[Dataset items]
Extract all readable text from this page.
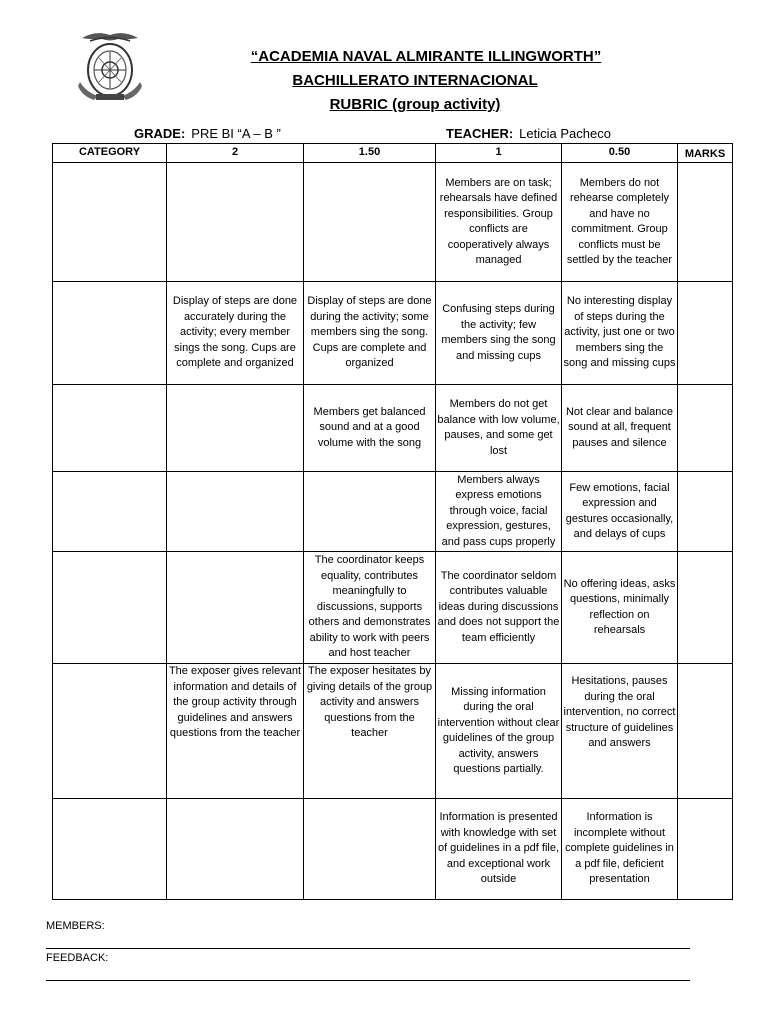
“ACADEMIA NAVAL ALMIRANTE ILLINGWORTH”
BACHILLERATO INTERNACIONAL
RUBRIC (group activity)
GRADE: PRE BI “A – B ”	TEACHER: Leticia Pacheco
CATEGORY	2	1.50	1	0.50	MARKS
			Members are on task; rehearsals have defined responsibilities. Group conflicts are cooperatively always managed	Members do not rehearse completely and have no commitment. Group conflicts must be settled by the teacher	
	Display of steps are done accurately during the activity; every member sings the song. Cups are complete and organized	Display of steps are done during the activity; some members sing the song. Cups are complete and organized	Confusing steps during the activity; few members sing the song and missing cups	No interesting display of steps during the activity, just one or two members sing the song and missing cups	
		Members get balanced sound and at a good volume with the song	Members do not get balance with low volume, pauses, and some get lost	Not clear and balance sound at all, frequent pauses and silence	
			Members always express emotions through voice, facial expression, gestures, and pass cups properly	Few emotions, facial expression and gestures occasionally, and delays of cups	
		The coordinator keeps equality, contributes meaningfully to discussions, supports others and demonstrates ability to work with peers and host teacher	The coordinator seldom contributes valuable ideas during discussions and does not support the team efficiently	No offering ideas, asks questions, minimally reflection on rehearsals	
	The exposer gives relevant information and details of the group activity through guidelines and answers questions from the teacher	The exposer hesitates by giving details of the group activity and answers questions from the teacher	Missing information during the oral intervention without clear guidelines of the group activity, answers questions partially.	Hesitations, pauses during the oral intervention, no correct structure of guidelines and answers	
			Information is presented with knowledge with set of guidelines in a pdf file, and exceptional work outside	Information is incomplete without complete guidelines in a pdf file, deficient presentation	
MEMBERS:
FEEDBACK:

GOAL - Take every line that includes the string "from" and copy it.

ANSWER FOR THE TASK -
Extract all readable text from this page.
	The exposer gives relevant information and details of the group activity through guidelines and answers questions from the teacher	The exposer hesitates by giving details of the group activity and answers questions from the teacher	Missing information during the oral intervention without clear guidelines of the group activity, answers questions partially.	Hesitations, pauses during the oral intervention, no correct structure of guidelines and answers	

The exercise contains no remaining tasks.